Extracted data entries
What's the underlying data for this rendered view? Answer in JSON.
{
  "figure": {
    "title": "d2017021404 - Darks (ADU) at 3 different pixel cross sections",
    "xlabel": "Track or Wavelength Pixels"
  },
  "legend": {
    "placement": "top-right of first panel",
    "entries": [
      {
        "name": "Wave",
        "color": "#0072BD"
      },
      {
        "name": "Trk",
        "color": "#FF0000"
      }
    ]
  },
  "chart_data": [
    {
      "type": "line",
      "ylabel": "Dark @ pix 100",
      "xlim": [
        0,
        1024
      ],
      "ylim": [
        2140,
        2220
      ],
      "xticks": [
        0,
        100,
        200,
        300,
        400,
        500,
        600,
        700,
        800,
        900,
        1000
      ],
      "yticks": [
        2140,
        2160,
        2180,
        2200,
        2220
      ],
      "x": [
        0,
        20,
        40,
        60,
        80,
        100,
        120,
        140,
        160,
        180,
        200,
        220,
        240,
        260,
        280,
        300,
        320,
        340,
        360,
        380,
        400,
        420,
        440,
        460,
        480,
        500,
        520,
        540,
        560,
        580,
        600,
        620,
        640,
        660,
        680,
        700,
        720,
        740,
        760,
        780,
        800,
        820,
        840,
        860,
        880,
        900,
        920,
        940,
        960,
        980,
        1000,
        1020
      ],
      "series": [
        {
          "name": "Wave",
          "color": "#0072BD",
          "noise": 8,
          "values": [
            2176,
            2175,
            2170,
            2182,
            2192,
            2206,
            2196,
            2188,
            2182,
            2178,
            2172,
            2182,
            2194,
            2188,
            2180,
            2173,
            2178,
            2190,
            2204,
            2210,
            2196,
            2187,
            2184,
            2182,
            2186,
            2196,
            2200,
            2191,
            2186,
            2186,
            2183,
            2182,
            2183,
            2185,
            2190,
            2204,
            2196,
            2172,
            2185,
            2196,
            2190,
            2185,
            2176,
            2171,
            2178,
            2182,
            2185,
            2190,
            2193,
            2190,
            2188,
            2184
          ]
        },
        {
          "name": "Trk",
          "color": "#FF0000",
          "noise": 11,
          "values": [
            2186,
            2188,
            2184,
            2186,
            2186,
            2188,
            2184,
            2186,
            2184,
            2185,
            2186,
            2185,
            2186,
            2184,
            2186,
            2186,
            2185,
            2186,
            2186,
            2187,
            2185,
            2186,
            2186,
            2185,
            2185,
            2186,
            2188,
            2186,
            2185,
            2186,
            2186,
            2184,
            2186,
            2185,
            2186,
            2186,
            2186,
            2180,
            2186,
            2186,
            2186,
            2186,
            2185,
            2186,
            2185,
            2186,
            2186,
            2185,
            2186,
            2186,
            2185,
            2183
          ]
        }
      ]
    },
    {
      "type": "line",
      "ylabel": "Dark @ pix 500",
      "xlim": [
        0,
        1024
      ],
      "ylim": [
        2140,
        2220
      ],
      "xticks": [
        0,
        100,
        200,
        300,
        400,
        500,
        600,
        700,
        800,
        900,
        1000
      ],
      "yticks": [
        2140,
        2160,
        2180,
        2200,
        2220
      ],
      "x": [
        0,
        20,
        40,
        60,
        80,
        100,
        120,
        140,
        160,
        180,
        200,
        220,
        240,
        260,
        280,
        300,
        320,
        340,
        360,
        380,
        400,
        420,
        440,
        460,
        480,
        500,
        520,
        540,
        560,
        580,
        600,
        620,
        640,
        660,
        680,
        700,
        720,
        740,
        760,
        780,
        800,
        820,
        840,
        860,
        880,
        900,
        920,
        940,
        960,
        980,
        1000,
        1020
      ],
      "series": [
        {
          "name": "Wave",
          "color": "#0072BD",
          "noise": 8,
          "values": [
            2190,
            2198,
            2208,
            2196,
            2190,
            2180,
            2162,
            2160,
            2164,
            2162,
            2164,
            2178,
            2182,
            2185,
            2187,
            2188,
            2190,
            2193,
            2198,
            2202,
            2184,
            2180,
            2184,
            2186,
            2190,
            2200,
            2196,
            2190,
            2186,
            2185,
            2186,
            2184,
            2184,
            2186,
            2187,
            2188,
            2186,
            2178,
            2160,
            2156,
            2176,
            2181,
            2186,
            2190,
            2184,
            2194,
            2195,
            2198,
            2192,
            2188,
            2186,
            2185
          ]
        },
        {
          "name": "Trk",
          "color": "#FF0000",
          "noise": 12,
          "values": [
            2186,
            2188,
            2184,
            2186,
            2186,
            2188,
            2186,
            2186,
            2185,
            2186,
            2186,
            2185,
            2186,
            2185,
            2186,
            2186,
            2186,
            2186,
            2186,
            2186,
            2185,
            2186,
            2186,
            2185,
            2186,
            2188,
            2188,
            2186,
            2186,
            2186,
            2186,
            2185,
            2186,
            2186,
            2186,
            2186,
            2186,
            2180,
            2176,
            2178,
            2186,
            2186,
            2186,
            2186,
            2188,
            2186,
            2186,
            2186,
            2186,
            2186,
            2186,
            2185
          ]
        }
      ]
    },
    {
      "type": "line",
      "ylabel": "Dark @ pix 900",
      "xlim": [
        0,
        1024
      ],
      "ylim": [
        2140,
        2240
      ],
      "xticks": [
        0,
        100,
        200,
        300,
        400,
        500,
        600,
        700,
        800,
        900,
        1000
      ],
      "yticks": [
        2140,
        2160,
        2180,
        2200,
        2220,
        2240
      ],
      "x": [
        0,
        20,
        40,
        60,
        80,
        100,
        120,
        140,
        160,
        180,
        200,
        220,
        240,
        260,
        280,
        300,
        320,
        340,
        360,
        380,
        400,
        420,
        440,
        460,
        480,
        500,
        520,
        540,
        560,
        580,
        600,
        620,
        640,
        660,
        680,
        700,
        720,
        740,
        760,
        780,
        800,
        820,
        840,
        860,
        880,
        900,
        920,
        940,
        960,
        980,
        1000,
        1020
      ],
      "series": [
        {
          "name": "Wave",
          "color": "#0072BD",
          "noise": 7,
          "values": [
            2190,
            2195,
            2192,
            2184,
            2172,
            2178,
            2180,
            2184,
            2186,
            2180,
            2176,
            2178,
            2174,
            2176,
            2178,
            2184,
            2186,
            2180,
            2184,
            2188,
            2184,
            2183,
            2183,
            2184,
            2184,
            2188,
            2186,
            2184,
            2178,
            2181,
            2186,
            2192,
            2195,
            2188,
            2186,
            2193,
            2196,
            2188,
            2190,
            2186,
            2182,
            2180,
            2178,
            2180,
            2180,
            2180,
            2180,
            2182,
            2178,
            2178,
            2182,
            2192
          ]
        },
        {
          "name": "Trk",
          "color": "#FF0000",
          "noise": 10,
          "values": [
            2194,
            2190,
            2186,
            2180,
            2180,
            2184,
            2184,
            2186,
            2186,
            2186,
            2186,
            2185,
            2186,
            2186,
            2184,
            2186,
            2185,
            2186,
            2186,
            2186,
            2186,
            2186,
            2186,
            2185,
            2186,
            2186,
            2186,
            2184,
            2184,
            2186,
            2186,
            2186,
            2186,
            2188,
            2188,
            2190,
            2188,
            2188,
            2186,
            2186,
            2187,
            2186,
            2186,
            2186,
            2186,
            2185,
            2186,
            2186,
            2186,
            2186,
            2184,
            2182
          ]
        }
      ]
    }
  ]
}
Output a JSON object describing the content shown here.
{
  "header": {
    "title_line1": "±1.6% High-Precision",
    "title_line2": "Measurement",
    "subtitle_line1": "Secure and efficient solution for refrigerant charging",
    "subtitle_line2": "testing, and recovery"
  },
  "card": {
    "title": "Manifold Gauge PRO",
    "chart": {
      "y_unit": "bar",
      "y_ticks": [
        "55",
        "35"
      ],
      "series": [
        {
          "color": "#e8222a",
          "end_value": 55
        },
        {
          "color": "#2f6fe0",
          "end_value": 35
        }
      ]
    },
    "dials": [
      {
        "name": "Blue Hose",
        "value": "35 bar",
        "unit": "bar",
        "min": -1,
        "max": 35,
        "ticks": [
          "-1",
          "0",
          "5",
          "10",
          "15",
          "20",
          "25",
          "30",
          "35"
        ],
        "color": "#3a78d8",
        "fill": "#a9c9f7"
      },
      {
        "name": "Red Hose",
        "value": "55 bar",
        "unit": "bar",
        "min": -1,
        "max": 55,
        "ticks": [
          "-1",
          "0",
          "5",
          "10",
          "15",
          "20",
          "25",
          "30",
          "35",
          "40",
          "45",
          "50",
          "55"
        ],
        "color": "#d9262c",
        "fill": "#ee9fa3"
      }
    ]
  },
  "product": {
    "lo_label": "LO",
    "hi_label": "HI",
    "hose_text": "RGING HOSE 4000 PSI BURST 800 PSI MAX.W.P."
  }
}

### [YOUR GOAL]
Send back exactly the lines from the line with "Output a JSON" through the end of the records.

### [TASK ANSWER]
Output a JSON object describing the content shown here.
{
  "header": {
    "title_line1": "±1.6% High-Precision",
    "title_line2": "Measurement",
    "subtitle_line1": "Secure and efficient solution for refrigerant charging",
    "subtitle_line2": "testing, and recovery"
  },
  "card": {
    "title": "Manifold Gauge PRO",
    "chart": {
      "y_unit": "bar",
      "y_ticks": [
        "55",
        "35"
      ],
      "series": [
        {
          "color": "#e8222a",
          "end_value": 55
        },
        {
          "color": "#2f6fe0",
          "end_value": 35
        }
      ]
    },
    "dials": [
      {
        "name": "Blue Hose",
        "value": "35 bar",
        "unit": "bar",
        "min": -1,
        "max": 35,
        "ticks": [
          "-1",
          "0",
          "5",
          "10",
          "15",
          "20",
          "25",
          "30",
          "35"
        ],
        "color": "#3a78d8",
        "fill": "#a9c9f7"
      },
      {
        "name": "Red Hose",
        "value": "55 bar",
        "unit": "bar",
        "min": -1,
        "max": 55,
        "ticks": [
          "-1",
          "0",
          "5",
          "10",
          "15",
          "20",
          "25",
          "30",
          "35",
          "40",
          "45",
          "50",
          "55"
        ],
        "color": "#d9262c",
        "fill": "#ee9fa3"
      }
    ]
  },
  "product": {
    "lo_label": "LO",
    "hi_label": "HI",
    "hose_text": "RGING HOSE 4000 PSI BURST 800 PSI MAX.W.P."
  }
}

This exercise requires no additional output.